### THE TASK
Pictures stay out of your copy, but everything else in the records below must be repeated exactly.

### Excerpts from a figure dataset
┄┄┄┄┄┄
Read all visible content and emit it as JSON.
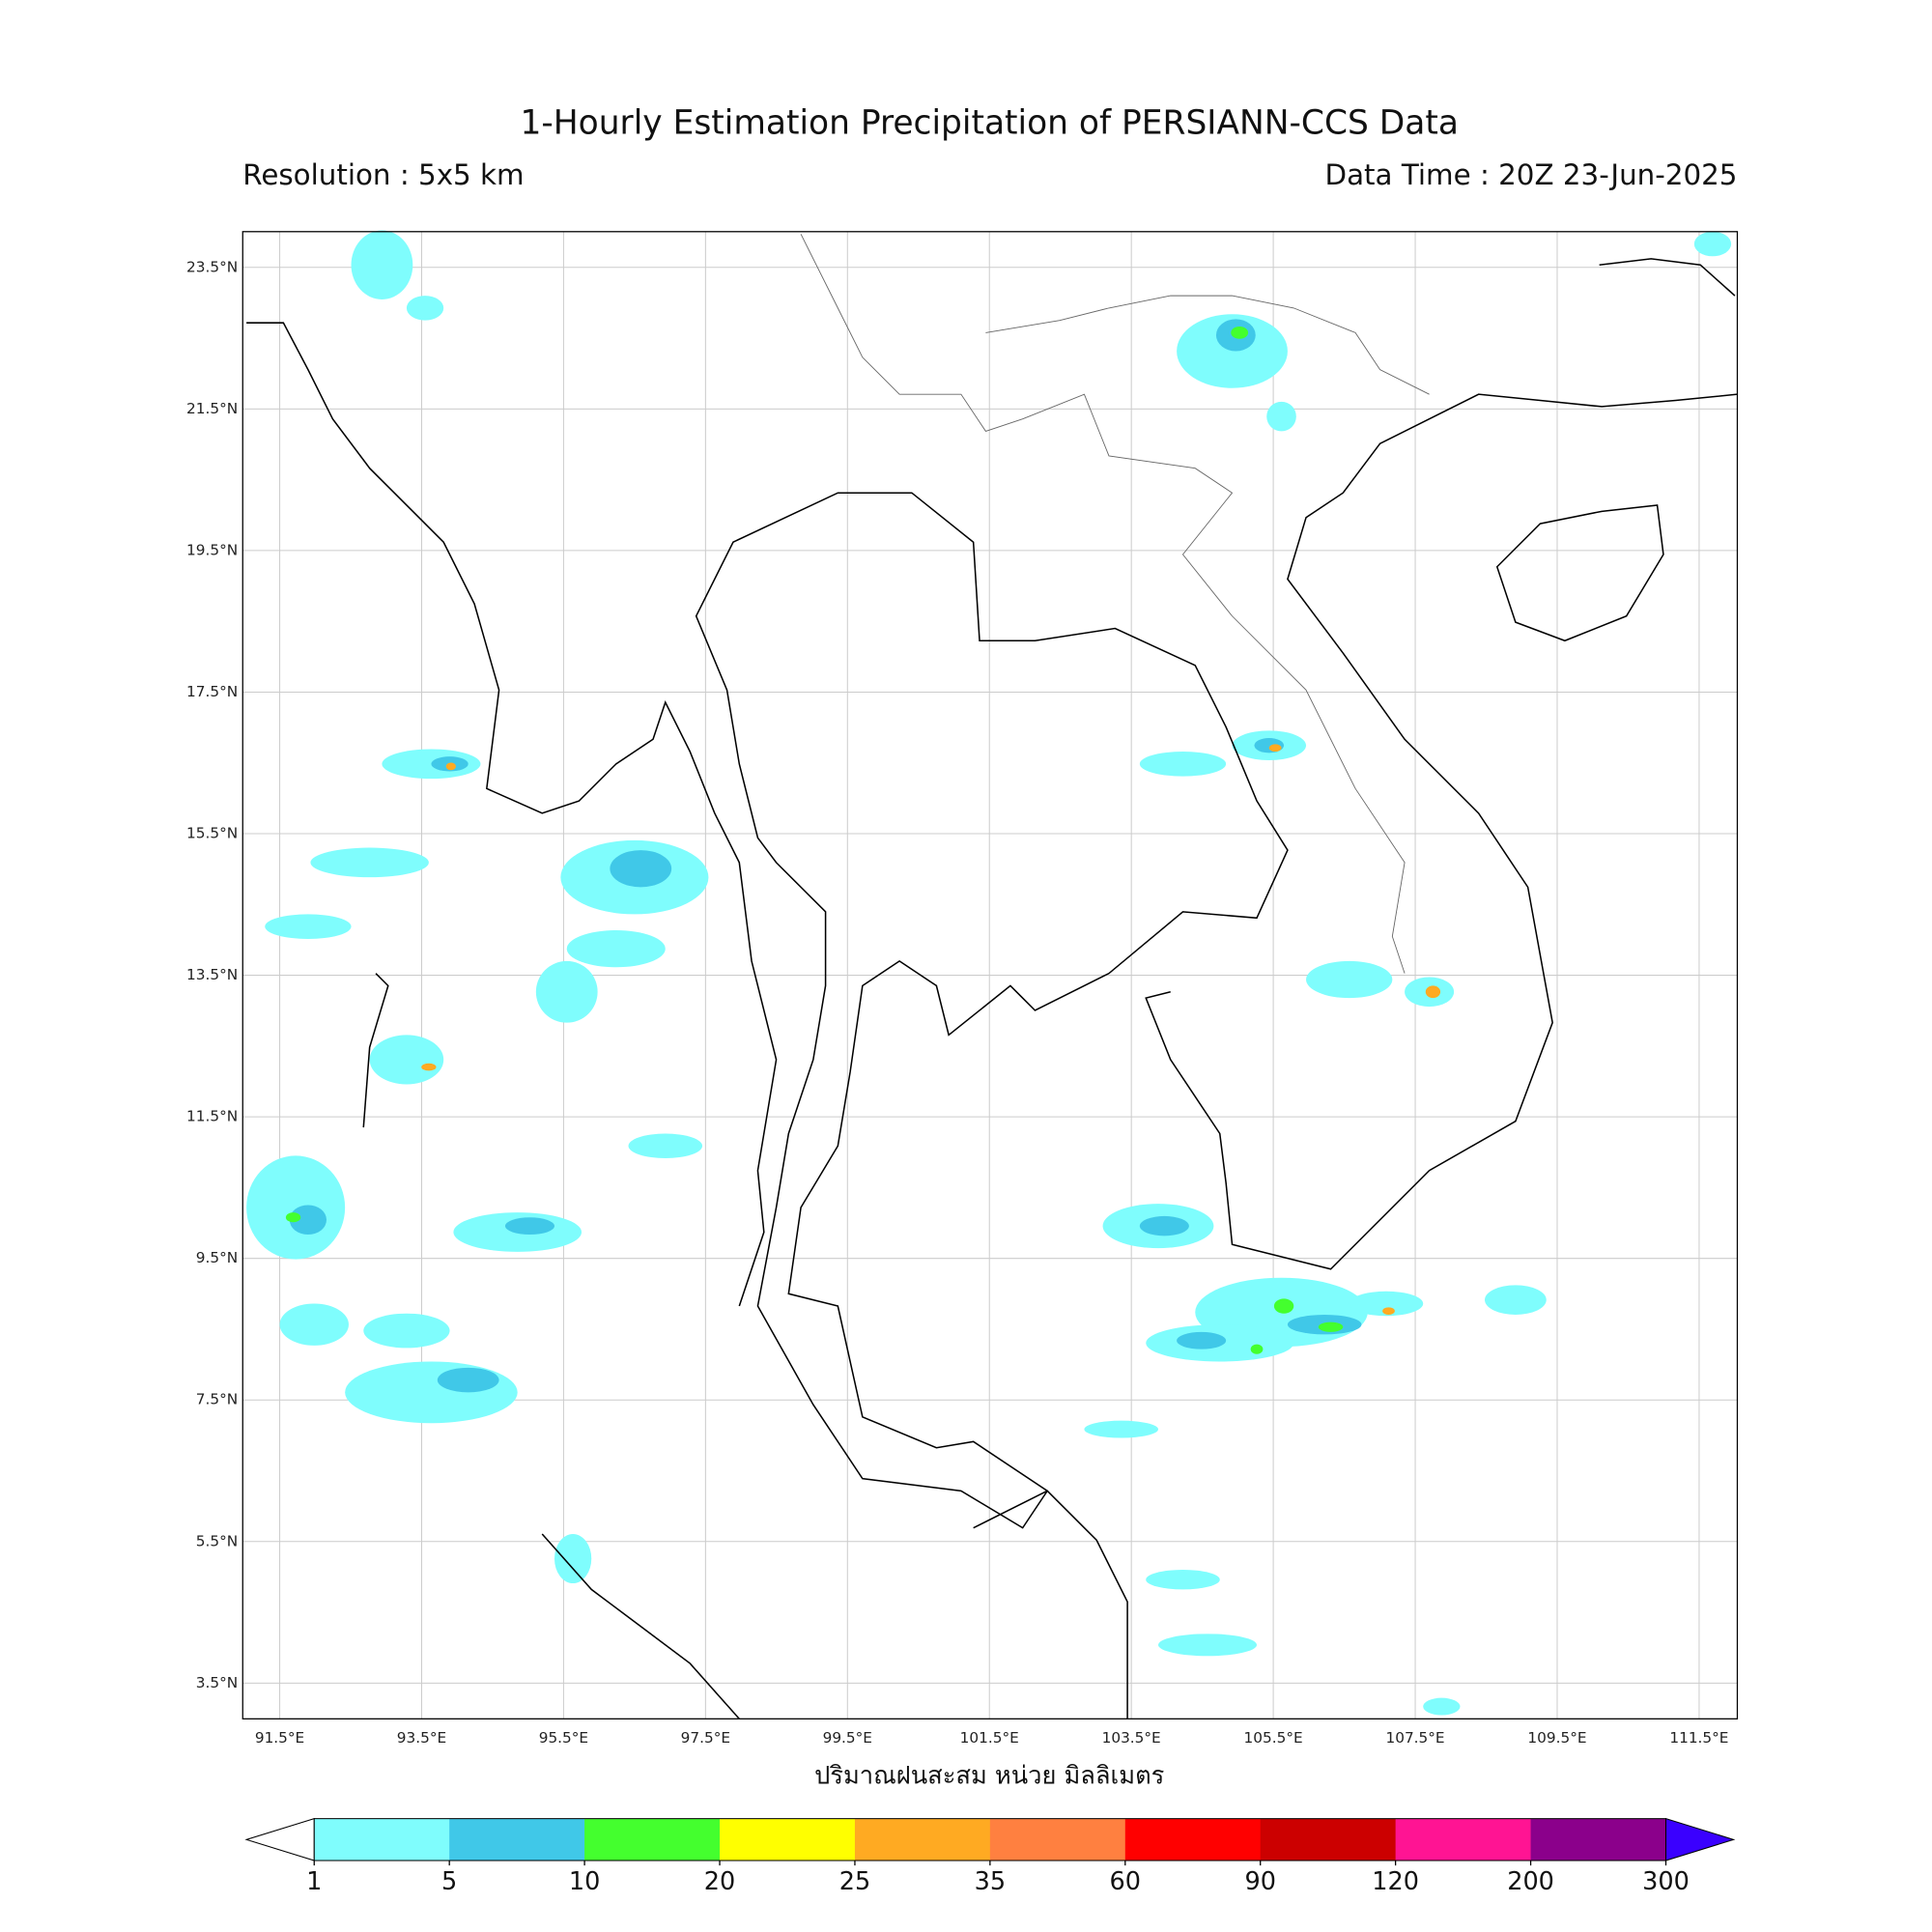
{
  "title": "1-Hourly Estimation Precipitation of PERSIANN-CCS Data",
  "resolution": "Resolution : 5x5 km",
  "data_time": "Data Time : 20Z 23-Jun-2025",
  "map": {
    "lon_labels": [
      "91.5°E",
      "93.5°E",
      "95.5°E",
      "97.5°E",
      "99.5°E",
      "101.5°E",
      "103.5°E",
      "105.5°E",
      "107.5°E",
      "109.5°E",
      "111.5°E"
    ],
    "lat_labels": [
      "23.5°N",
      "21.5°N",
      "19.5°N",
      "17.5°N",
      "15.5°N",
      "13.5°N",
      "11.5°N",
      "9.5°N",
      "7.5°N",
      "5.5°N",
      "3.5°N"
    ]
  },
  "xlabel": "ปริมาณฝนสะสม หน่วย มิลลิเมตร",
  "colorbar": {
    "levels": [
      1,
      5,
      10,
      20,
      25,
      35,
      60,
      90,
      120,
      200,
      300
    ],
    "colors": [
      "#7ffdfd",
      "#40c8e8",
      "#44ff2e",
      "#ffff00",
      "#ffaa22",
      "#ff8040",
      "#ff0000",
      "#cc0000",
      "#ff1493",
      "#8b008b"
    ],
    "under_color": "#ffffff",
    "over_color": "#3a00ff"
  }
}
┄┄┄┄┄┄
### EXERCISE OUTPUT
Read all visible content and emit it as JSON.
{
  "title": "1-Hourly Estimation Precipitation of PERSIANN-CCS Data",
  "resolution": "Resolution : 5x5 km",
  "data_time": "Data Time : 20Z 23-Jun-2025",
  "map": {
    "lon_labels": [
      "91.5°E",
      "93.5°E",
      "95.5°E",
      "97.5°E",
      "99.5°E",
      "101.5°E",
      "103.5°E",
      "105.5°E",
      "107.5°E",
      "109.5°E",
      "111.5°E"
    ],
    "lat_labels": [
      "23.5°N",
      "21.5°N",
      "19.5°N",
      "17.5°N",
      "15.5°N",
      "13.5°N",
      "11.5°N",
      "9.5°N",
      "7.5°N",
      "5.5°N",
      "3.5°N"
    ]
  },
  "xlabel": "ปริมาณฝนสะสม หน่วย มิลลิเมตร",
  "colorbar": {
    "levels": [
      1,
      5,
      10,
      20,
      25,
      35,
      60,
      90,
      120,
      200,
      300
    ],
    "colors": [
      "#7ffdfd",
      "#40c8e8",
      "#44ff2e",
      "#ffff00",
      "#ffaa22",
      "#ff8040",
      "#ff0000",
      "#cc0000",
      "#ff1493",
      "#8b008b"
    ],
    "under_color": "#ffffff",
    "over_color": "#3a00ff"
  }
}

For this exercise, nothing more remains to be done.